- _Your goal_: Render the part of the entries below that opens with the line containing "i need the location" and closes with the line containing "- Point: [576, 564, 599, 578]", both included, as a two-column CSV headed "prompt" and "response". Give one row for each entry, with its text and its answer each in a single quoted field and line breaks replaced by spaces.

- _Given records_:

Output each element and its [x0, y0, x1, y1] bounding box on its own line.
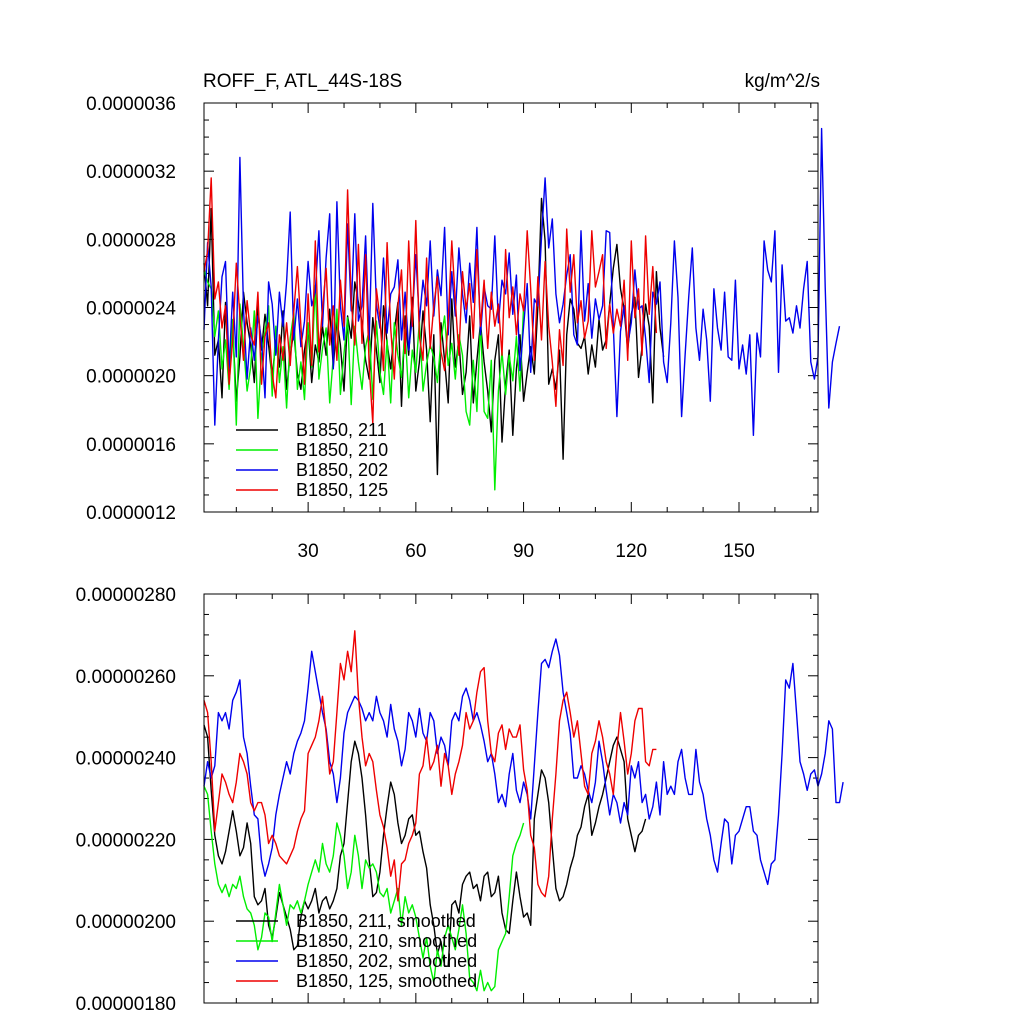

* * *

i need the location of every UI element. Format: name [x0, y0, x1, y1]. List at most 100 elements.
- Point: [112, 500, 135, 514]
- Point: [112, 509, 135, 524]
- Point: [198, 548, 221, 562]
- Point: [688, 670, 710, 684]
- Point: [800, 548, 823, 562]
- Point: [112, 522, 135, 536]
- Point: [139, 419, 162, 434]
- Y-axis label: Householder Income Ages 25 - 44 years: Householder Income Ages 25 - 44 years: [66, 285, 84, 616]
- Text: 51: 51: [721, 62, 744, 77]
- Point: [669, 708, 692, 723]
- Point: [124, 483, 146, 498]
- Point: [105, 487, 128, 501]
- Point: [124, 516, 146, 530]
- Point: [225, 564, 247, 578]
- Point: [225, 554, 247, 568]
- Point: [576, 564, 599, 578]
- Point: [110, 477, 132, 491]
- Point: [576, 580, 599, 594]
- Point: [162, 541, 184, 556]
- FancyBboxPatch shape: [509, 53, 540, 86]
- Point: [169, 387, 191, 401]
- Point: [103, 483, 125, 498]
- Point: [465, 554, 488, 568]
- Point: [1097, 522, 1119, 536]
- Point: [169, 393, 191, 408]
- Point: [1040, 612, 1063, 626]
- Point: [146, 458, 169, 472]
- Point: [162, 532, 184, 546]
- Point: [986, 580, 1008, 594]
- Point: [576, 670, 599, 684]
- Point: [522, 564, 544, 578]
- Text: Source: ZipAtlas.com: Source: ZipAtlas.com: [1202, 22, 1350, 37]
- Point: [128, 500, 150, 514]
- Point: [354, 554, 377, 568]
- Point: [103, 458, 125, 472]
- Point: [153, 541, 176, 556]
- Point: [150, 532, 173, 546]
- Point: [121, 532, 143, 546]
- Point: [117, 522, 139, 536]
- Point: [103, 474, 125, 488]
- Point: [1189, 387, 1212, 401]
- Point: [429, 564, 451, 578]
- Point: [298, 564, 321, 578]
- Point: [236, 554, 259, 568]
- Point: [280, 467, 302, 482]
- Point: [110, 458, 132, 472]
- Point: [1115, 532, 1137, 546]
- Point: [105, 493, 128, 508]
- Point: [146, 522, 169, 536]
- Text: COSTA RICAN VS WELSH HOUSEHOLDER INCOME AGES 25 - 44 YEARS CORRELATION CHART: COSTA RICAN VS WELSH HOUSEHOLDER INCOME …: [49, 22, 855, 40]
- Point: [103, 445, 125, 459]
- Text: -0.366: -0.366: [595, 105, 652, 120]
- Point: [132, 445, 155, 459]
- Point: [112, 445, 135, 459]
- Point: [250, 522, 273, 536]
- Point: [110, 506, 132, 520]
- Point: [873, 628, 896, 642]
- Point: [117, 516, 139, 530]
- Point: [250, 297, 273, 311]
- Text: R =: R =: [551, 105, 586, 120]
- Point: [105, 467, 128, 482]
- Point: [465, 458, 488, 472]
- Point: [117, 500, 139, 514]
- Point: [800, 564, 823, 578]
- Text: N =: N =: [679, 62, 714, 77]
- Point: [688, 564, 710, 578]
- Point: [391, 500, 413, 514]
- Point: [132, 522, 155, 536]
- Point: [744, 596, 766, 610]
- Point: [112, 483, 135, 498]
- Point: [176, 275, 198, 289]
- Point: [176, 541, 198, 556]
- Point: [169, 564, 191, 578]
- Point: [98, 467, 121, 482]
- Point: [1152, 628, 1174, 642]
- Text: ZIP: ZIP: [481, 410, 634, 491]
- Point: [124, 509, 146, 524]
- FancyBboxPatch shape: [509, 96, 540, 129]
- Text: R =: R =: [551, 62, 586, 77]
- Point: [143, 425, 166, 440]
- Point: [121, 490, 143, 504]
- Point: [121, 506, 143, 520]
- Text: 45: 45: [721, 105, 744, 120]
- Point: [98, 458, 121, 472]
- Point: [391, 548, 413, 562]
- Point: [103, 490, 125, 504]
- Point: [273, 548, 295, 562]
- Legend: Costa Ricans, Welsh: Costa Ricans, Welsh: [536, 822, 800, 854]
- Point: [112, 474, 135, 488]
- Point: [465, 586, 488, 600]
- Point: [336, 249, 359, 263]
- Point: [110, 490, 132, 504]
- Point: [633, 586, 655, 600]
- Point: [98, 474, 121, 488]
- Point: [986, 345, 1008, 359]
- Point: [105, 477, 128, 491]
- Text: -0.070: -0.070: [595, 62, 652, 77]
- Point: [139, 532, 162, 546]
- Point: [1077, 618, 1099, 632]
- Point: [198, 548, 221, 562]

- _Result of this exercise_:
prompt,response
"i need the location of every UI element. Format: name [x0, y0, x1, y1]. List at most 100 elements.","- Point: [112, 500, 135, 514] - Point: [112, 509, 135, 524] - Point: [198, 548, 221, 562] - Point: [688, 670, 710, 684] - Point: [800, 548, 823, 562] - Point: [112, 522, 135, 536] - Point: [139, 419, 162, 434] - Y-axis label: Householder Income Ages 25 - 44 years: Householder Income Ages 25 - 44 years: [66, 285, 84, 616] - Text: 51: 51: [721, 62, 744, 77] - Point: [669, 708, 692, 723] - Point: [124, 483, 146, 498] - Point: [105, 487, 128, 501] - Point: [124, 516, 146, 530] - Point: [225, 564, 247, 578] - Point: [225, 554, 247, 568] - Point: [576, 564, 599, 578]"